• [AIM OF THE EXERCISE]: Within the records that follow, find every line containing the string "text". Copy those lines.

Dataset items:
☆ ☆ ☆ ☆ ☆ ☆ ☆

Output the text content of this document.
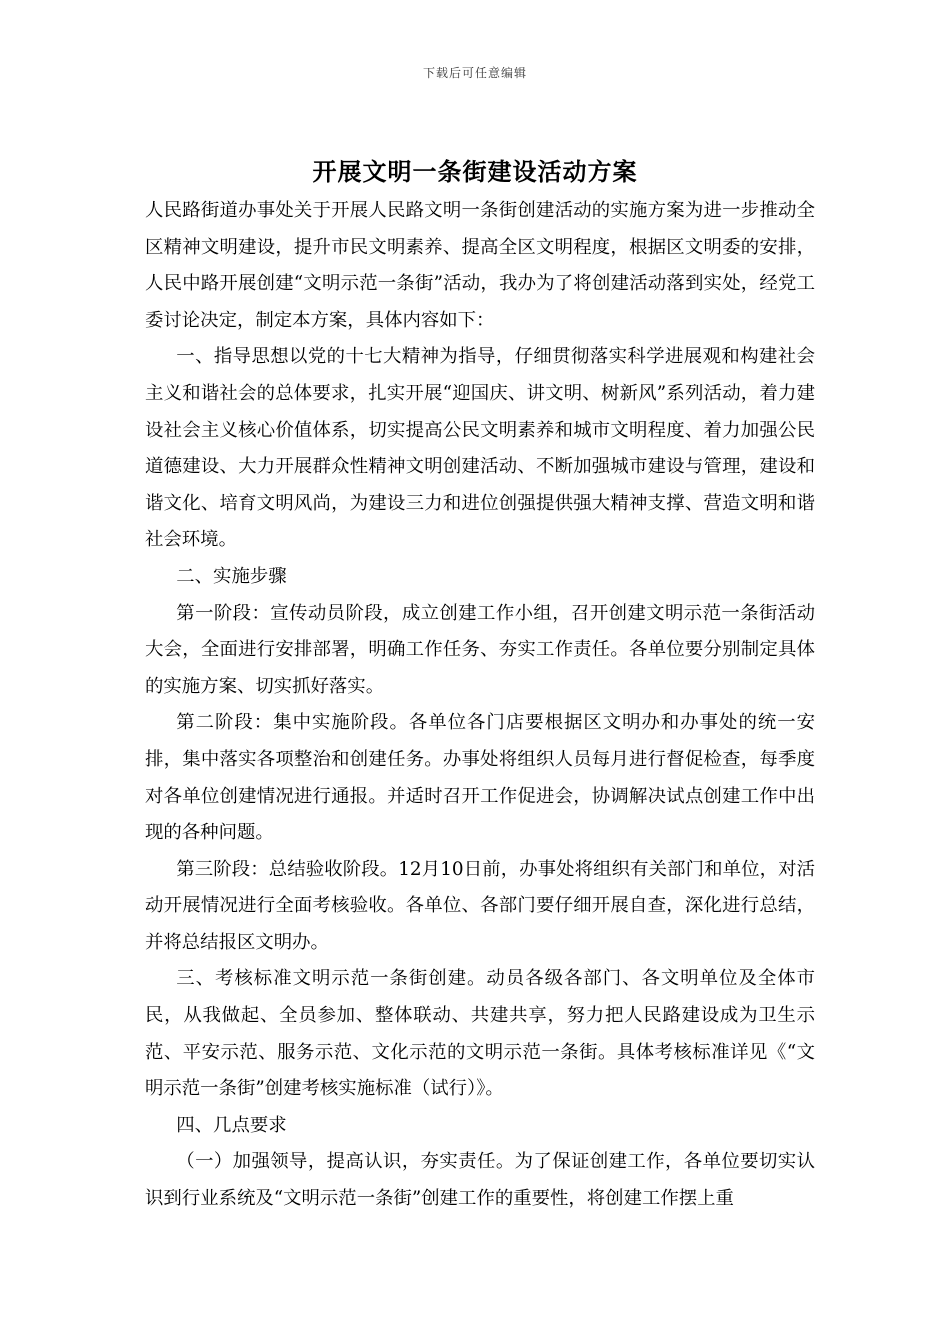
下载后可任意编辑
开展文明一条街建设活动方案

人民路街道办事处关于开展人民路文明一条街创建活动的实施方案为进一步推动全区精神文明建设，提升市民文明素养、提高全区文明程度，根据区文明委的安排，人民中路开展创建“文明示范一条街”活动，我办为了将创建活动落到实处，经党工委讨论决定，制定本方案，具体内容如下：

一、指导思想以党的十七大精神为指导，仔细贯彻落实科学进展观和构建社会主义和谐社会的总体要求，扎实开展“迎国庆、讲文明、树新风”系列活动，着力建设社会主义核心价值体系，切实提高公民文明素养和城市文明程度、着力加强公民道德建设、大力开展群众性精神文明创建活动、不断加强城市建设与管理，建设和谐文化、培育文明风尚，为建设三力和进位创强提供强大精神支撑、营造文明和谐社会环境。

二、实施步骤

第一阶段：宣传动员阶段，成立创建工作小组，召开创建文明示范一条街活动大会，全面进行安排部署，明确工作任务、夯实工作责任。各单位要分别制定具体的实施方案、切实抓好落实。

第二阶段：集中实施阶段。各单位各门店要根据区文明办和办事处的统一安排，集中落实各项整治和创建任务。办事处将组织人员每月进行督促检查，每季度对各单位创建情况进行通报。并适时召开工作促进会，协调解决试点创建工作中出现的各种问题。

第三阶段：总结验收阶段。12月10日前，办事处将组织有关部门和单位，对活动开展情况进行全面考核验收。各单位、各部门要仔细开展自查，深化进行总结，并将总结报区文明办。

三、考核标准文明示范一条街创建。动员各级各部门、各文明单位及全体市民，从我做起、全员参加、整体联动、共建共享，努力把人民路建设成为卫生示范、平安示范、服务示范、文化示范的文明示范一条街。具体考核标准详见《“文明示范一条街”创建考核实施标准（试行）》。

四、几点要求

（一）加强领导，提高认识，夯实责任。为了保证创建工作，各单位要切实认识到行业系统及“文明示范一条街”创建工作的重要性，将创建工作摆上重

☆ ☆ ☆ ☆ ☆ ☆ ☆

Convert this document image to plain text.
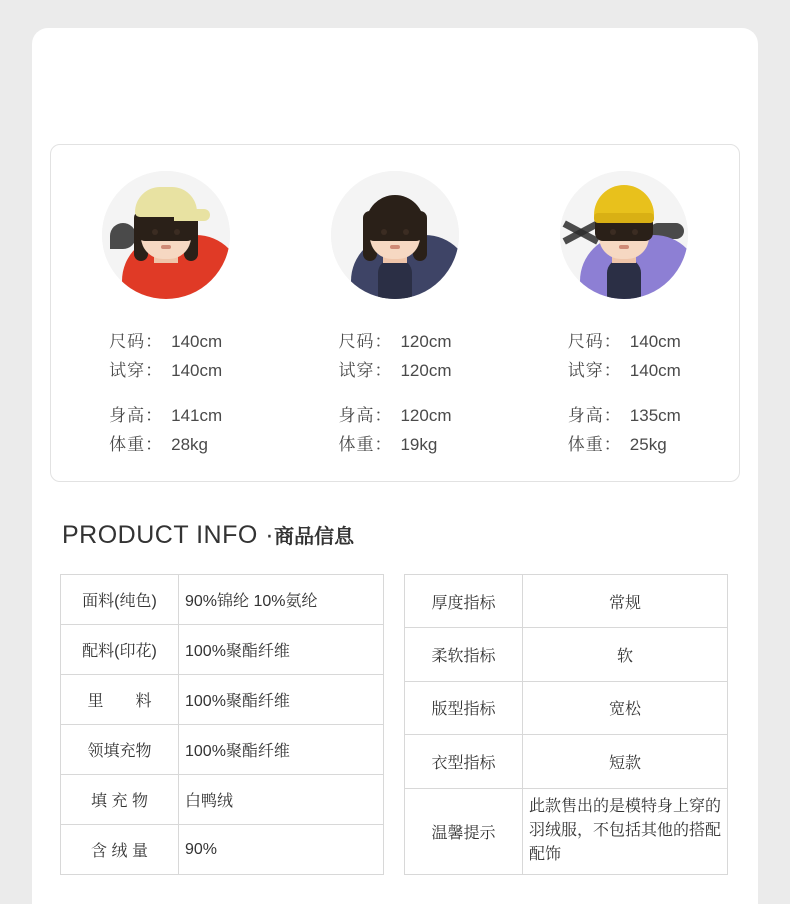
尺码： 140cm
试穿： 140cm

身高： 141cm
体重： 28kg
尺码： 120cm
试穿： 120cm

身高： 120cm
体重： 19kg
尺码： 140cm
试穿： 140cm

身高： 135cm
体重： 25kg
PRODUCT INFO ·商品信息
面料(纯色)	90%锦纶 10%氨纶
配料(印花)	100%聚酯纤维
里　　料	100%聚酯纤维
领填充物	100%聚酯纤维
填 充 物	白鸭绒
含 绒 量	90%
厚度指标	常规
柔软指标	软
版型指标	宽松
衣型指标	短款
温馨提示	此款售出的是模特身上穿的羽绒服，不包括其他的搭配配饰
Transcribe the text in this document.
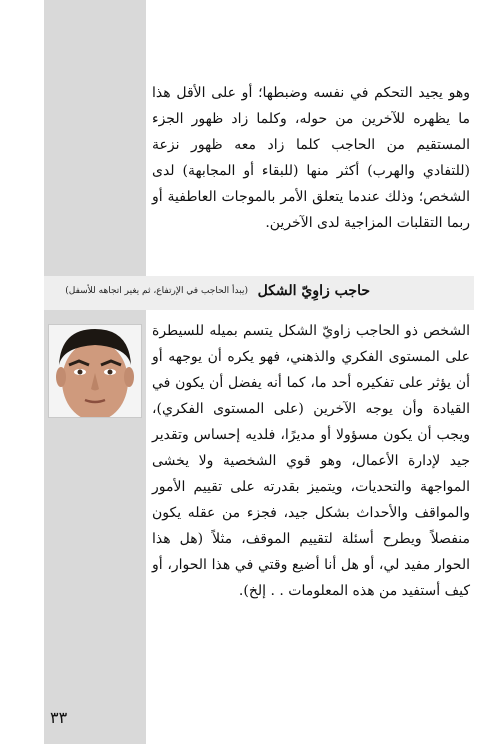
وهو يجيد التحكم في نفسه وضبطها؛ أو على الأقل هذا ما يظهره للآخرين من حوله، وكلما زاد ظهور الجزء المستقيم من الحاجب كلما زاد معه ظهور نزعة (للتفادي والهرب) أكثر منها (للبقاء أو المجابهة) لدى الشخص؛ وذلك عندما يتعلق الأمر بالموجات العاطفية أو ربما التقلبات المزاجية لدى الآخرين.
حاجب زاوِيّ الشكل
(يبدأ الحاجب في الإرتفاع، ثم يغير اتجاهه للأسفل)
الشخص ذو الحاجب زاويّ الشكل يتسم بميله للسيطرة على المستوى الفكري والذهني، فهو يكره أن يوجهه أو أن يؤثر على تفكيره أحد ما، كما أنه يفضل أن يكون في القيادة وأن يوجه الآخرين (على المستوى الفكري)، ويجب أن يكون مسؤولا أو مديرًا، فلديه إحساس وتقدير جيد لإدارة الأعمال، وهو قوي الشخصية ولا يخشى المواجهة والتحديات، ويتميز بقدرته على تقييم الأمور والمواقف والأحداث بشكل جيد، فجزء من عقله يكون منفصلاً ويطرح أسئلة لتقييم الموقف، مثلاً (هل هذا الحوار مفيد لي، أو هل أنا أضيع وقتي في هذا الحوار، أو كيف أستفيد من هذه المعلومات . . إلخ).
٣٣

☆ ☆ ☆ ☆ ☆ ☆ ☆

• [RESULT OF THE TASK]:
Output the text content of this document.
Convert this document image to plain text.
Transcribe the text in this document.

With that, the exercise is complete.